What to work on.
Provide nothing beyond the count of lines that include the string "information".

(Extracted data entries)
'''

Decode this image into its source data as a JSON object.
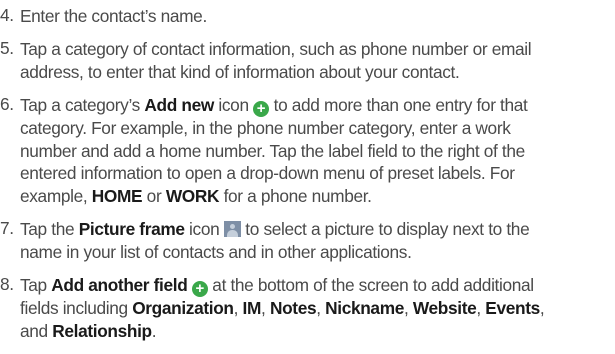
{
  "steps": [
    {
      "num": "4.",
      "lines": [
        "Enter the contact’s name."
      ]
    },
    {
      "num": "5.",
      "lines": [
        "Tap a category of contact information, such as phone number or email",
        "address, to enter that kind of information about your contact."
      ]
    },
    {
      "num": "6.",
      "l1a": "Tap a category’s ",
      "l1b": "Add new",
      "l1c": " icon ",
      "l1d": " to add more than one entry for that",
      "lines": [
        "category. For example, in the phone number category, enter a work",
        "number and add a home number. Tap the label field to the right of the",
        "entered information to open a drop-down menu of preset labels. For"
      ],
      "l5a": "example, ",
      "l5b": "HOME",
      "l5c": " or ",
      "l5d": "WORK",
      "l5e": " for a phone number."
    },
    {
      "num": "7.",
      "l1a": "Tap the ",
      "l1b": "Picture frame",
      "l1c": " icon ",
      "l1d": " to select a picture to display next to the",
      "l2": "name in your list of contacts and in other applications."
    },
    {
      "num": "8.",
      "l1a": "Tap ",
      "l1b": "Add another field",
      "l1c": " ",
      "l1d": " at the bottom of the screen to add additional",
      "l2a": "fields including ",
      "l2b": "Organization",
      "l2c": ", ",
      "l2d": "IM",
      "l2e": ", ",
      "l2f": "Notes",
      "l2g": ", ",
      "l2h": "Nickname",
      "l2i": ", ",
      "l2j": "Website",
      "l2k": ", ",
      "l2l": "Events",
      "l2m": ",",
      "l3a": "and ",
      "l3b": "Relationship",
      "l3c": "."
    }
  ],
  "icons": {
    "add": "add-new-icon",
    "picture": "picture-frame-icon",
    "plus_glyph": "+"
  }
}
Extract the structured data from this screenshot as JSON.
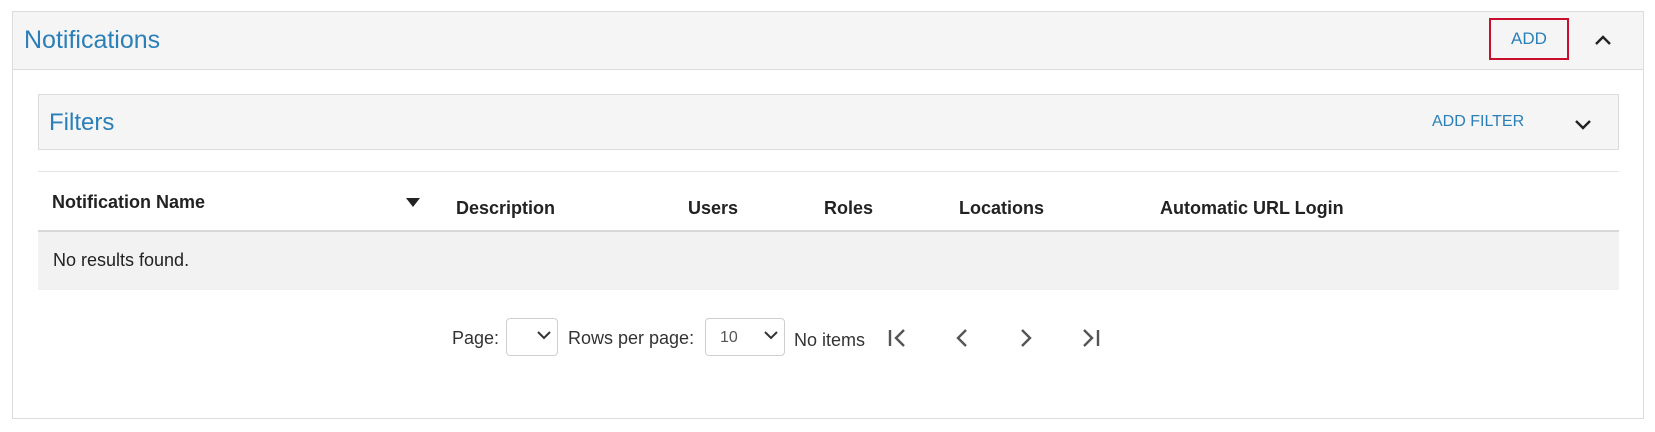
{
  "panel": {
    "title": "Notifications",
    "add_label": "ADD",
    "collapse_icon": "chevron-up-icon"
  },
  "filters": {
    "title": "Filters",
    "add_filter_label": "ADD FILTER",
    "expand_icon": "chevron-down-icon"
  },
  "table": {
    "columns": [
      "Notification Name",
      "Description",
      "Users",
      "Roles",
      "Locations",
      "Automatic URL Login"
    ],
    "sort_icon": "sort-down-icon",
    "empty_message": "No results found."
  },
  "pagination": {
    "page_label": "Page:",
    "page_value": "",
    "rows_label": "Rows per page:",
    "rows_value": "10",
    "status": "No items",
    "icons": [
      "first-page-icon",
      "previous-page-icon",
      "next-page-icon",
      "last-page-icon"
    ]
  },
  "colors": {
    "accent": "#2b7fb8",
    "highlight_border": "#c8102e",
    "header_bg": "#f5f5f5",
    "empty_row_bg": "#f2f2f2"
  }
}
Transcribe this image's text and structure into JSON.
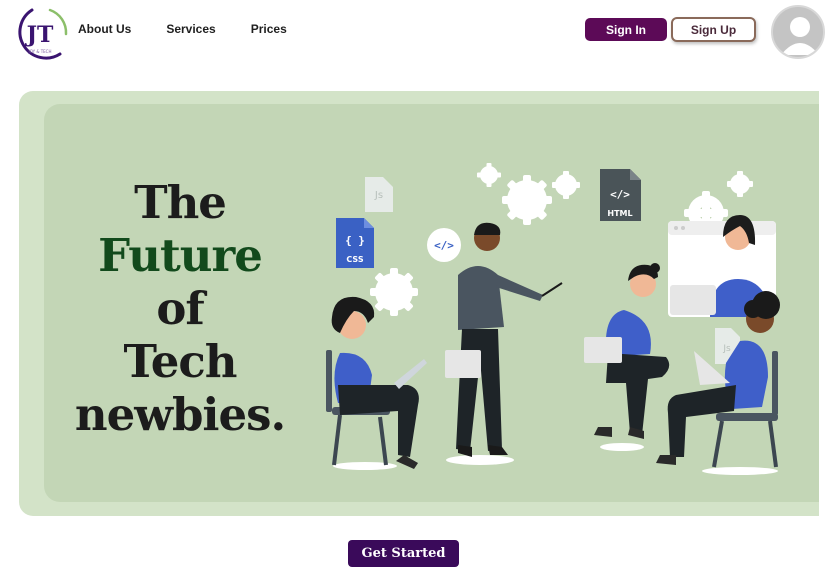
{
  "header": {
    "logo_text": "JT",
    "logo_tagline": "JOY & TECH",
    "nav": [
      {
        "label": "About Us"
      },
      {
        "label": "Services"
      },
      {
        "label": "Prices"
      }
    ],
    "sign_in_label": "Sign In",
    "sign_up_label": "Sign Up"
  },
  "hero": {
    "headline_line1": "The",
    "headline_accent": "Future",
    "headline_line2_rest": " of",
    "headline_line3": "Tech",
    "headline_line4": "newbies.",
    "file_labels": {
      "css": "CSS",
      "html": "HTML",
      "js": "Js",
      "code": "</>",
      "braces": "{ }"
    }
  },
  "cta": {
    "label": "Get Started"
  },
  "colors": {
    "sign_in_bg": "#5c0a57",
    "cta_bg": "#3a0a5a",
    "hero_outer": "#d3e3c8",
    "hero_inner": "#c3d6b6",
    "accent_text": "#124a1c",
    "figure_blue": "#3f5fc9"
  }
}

'''

Solved exercise.
3